-- Begin Data lines --

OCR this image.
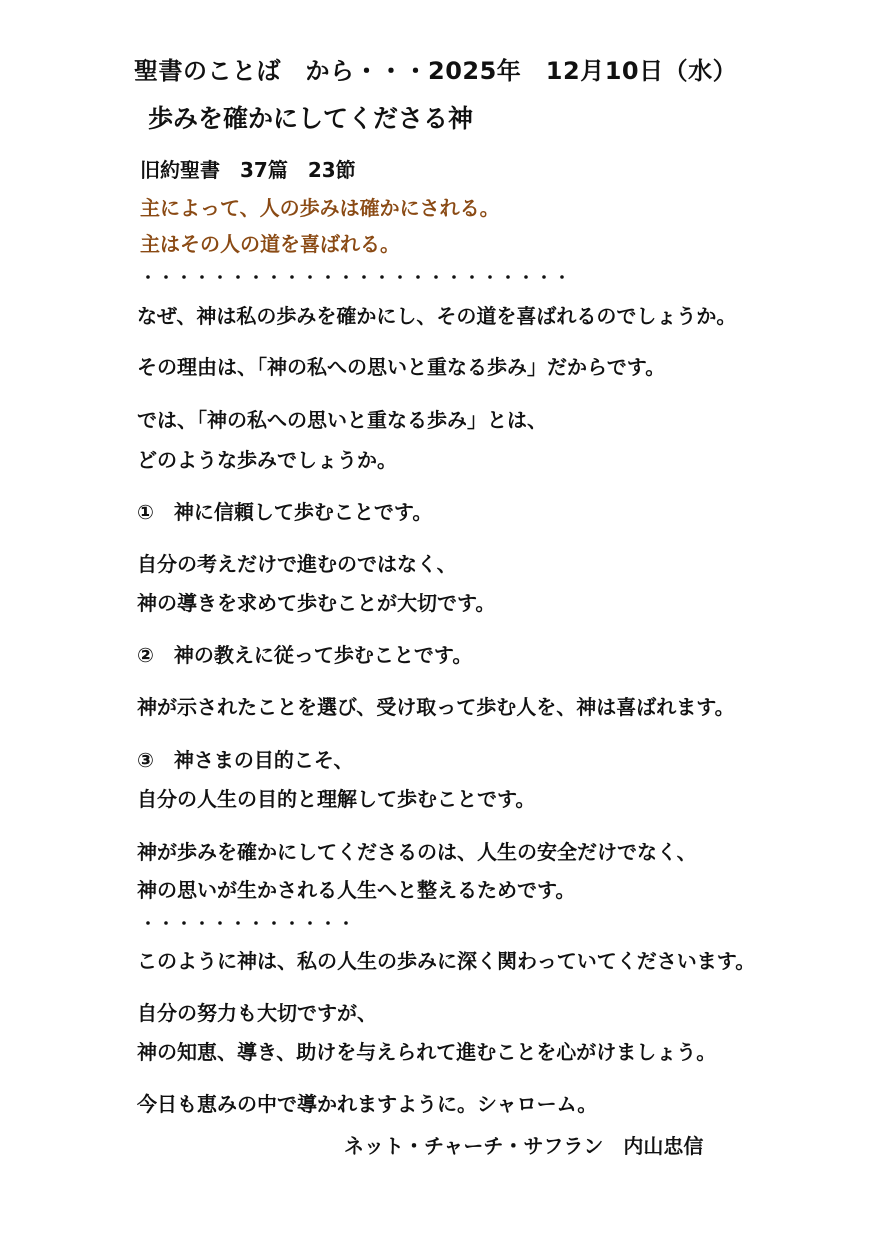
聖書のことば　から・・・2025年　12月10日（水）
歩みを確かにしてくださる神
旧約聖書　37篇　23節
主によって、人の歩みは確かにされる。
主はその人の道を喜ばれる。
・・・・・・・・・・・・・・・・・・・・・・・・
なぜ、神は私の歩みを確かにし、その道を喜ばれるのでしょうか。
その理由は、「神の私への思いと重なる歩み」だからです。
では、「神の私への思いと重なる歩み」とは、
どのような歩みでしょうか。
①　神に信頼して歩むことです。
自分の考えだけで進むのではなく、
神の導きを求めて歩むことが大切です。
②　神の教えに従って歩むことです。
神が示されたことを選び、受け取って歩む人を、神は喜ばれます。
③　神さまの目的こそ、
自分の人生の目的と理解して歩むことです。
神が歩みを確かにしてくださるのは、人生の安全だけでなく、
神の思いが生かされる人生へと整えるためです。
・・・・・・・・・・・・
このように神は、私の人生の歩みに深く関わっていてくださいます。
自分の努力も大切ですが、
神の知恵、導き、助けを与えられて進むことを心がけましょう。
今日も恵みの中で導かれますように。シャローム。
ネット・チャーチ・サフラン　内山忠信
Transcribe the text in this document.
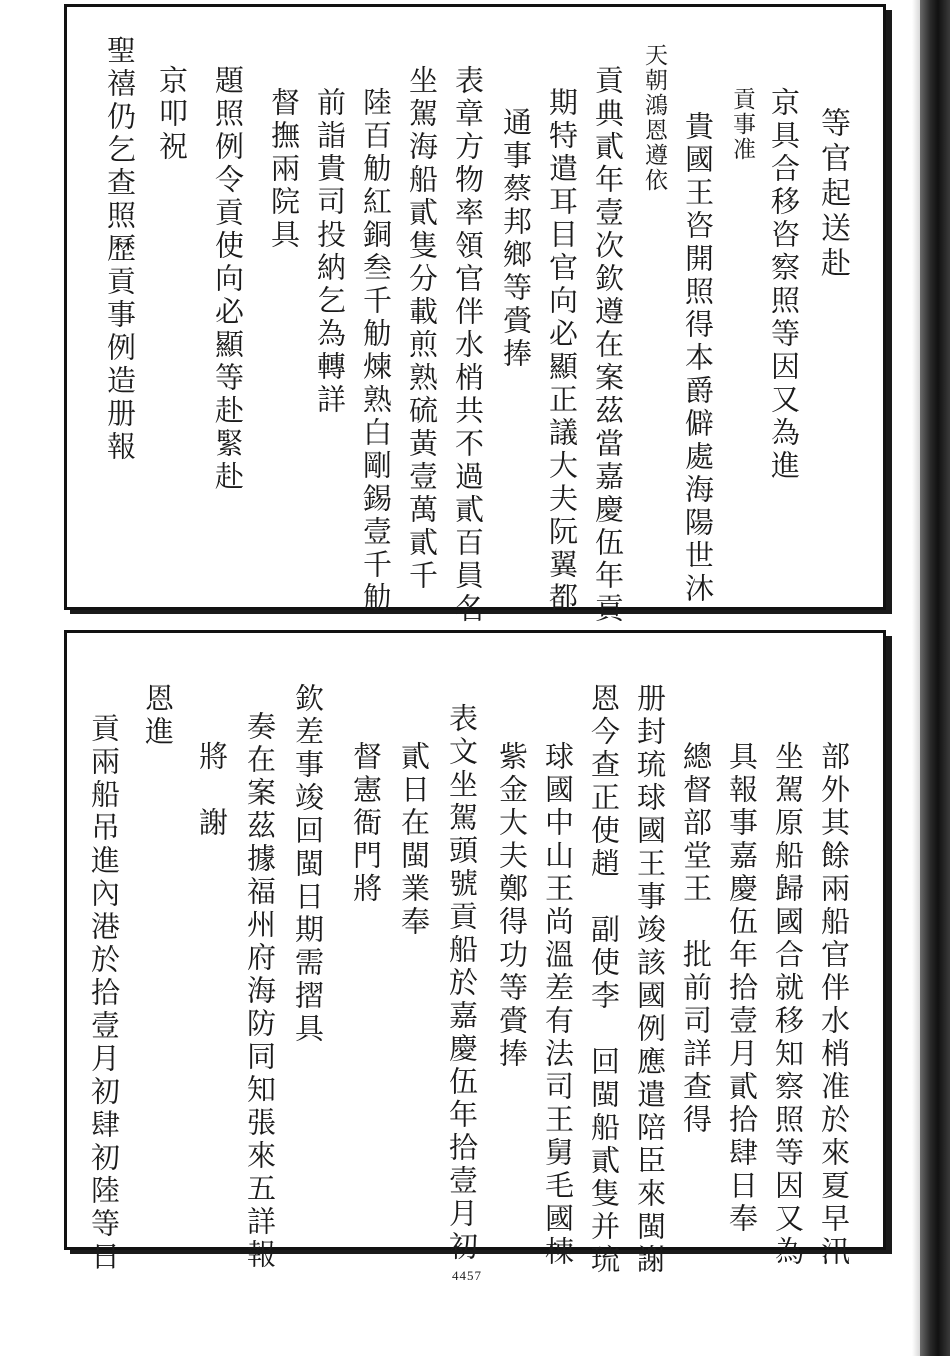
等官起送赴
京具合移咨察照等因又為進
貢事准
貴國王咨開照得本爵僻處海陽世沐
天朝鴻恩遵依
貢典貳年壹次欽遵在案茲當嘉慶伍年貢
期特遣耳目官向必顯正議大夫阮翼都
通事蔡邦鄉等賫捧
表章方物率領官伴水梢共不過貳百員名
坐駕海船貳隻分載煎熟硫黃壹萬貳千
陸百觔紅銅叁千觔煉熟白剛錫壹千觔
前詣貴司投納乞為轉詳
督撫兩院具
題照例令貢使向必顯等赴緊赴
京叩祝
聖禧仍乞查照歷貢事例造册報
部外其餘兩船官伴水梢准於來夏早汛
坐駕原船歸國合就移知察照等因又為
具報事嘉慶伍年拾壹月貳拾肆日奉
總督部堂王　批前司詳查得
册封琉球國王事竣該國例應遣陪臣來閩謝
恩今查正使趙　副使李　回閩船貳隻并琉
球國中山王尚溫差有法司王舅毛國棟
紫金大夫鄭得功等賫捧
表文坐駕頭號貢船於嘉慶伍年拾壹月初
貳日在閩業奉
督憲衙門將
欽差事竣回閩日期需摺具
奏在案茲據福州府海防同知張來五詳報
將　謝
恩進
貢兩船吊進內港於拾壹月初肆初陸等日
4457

-- End Data lines --
-- Begin Data lines --

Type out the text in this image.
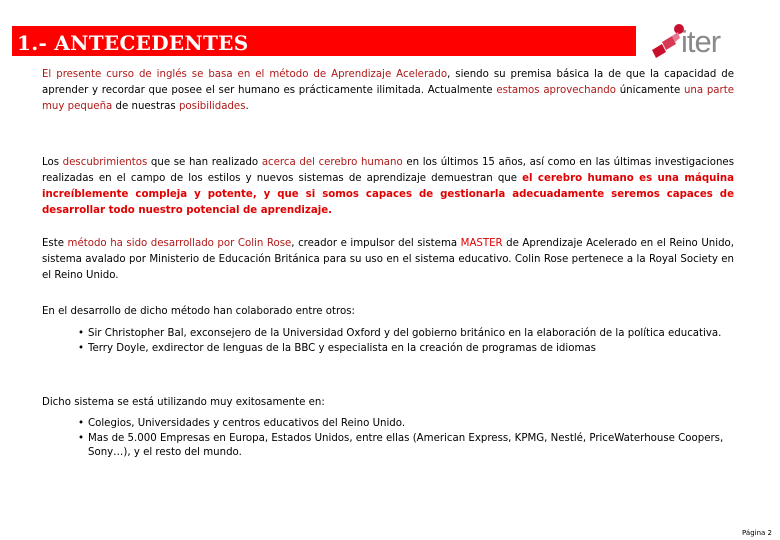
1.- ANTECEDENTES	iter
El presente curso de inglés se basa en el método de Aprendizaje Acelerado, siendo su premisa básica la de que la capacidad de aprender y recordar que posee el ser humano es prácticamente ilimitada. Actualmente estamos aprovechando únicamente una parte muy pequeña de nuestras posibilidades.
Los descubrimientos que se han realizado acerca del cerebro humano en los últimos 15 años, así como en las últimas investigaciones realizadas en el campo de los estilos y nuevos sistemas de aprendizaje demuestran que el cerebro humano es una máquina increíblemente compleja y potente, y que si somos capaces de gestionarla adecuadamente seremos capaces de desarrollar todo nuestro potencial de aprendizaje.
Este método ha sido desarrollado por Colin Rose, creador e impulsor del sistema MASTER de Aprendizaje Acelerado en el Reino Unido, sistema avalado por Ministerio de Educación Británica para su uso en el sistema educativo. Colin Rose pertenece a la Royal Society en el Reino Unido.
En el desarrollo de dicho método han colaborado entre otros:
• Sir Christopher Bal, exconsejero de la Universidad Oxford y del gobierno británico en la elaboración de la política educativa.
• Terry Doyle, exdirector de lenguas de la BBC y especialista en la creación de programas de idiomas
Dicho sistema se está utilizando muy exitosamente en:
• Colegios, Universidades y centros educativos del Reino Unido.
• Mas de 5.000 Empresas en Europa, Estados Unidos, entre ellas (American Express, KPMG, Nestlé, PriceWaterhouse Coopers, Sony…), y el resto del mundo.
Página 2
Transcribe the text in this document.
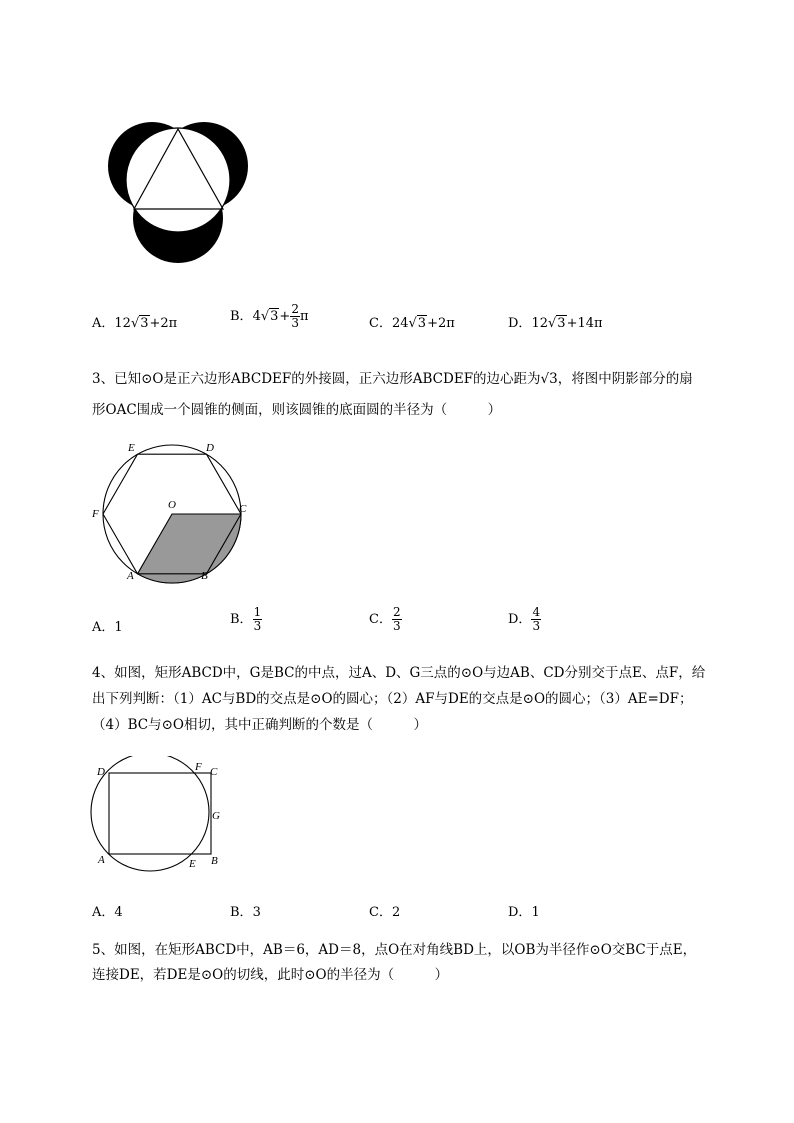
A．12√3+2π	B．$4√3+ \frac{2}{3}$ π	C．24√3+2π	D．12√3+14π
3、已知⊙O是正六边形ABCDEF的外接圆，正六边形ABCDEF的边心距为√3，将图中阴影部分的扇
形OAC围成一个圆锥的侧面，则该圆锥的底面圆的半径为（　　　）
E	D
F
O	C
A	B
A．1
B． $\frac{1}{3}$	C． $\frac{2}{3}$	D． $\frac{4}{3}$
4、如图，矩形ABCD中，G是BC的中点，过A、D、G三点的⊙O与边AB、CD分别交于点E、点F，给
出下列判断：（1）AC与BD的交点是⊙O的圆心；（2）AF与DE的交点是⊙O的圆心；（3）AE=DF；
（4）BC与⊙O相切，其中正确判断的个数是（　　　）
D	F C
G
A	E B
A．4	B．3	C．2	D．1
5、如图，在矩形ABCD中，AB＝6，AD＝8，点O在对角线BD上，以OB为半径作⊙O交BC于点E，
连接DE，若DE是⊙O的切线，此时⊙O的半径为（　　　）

-- End Data lines --
-- Begin Data lines --

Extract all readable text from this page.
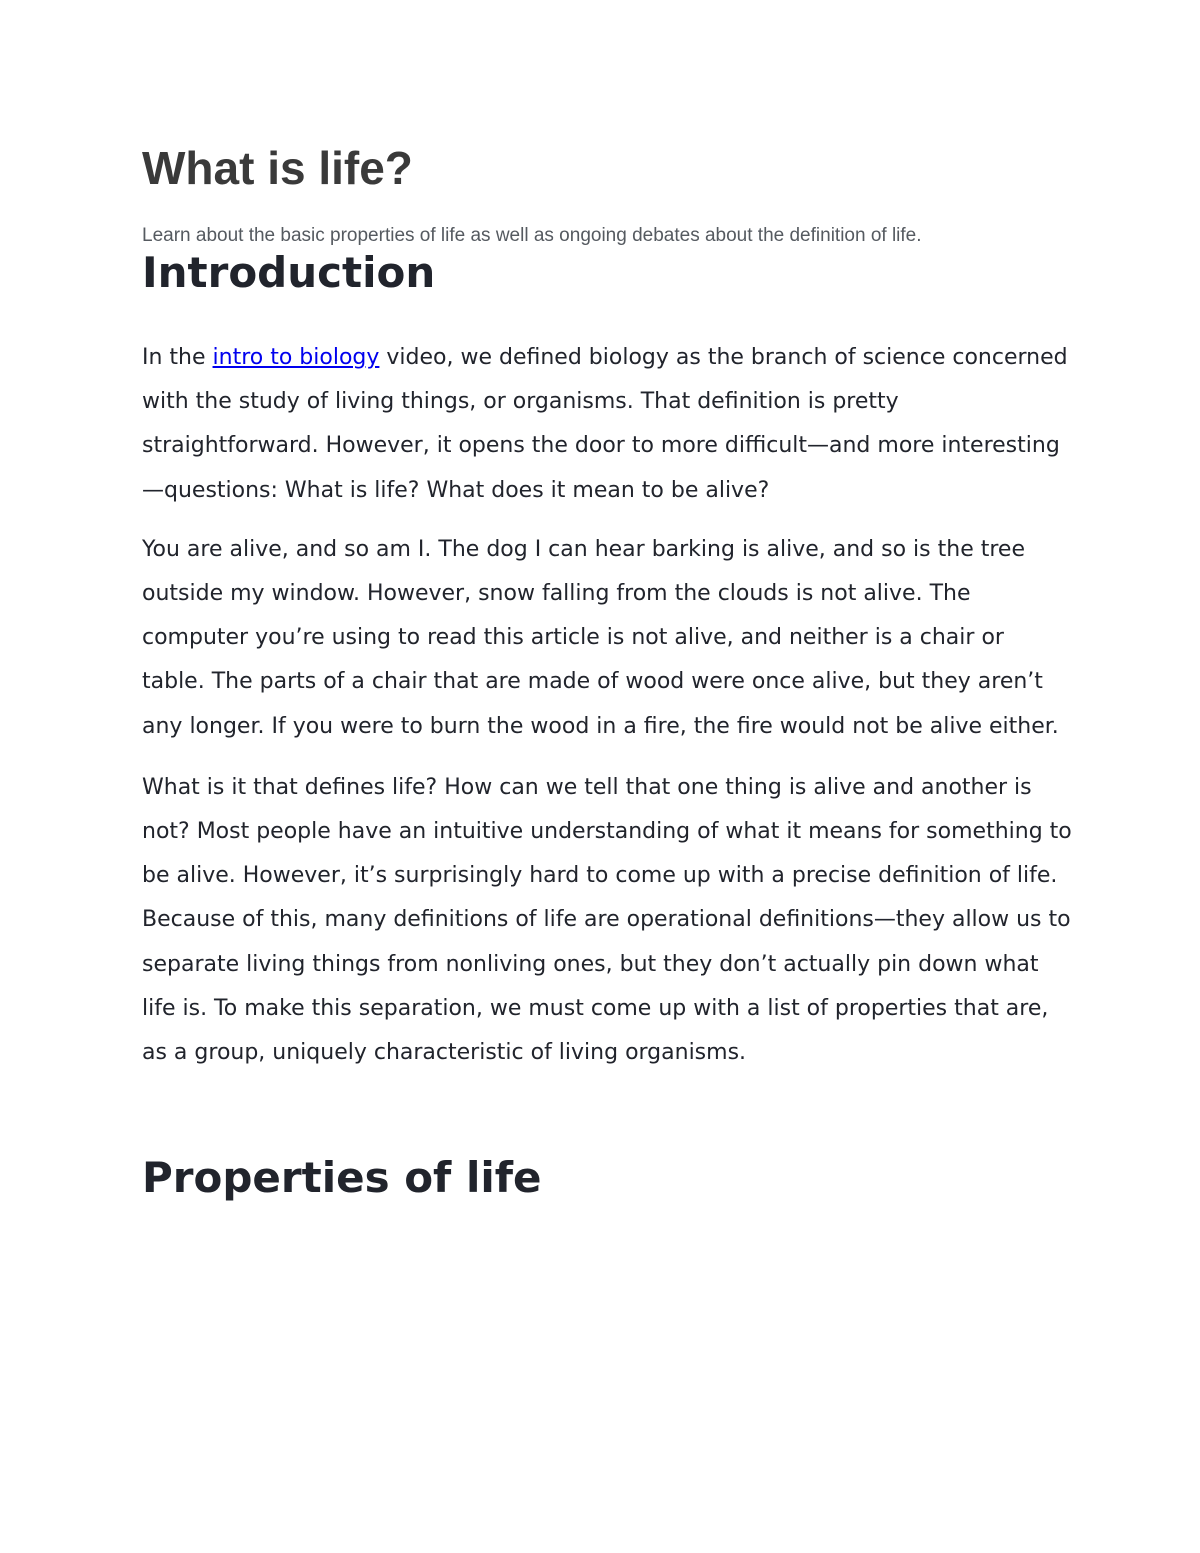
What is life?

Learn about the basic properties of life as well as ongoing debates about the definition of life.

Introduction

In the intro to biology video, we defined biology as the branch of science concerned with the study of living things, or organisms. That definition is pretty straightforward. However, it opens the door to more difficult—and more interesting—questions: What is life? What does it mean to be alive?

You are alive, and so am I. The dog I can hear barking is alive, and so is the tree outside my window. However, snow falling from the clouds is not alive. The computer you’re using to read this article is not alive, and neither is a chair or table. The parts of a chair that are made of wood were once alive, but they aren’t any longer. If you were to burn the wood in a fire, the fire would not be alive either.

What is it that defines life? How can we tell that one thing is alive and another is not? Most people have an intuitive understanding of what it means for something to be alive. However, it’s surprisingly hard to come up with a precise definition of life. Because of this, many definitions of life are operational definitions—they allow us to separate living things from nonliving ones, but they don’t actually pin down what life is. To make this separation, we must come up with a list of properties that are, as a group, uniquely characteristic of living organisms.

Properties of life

-- End Data lines --

Each line above that holds the string "text" should be copied and shown.

Transcribe the text in this document.
Type out the text in this image.
Transcribe the text in this document.
Extract all readable text from this page.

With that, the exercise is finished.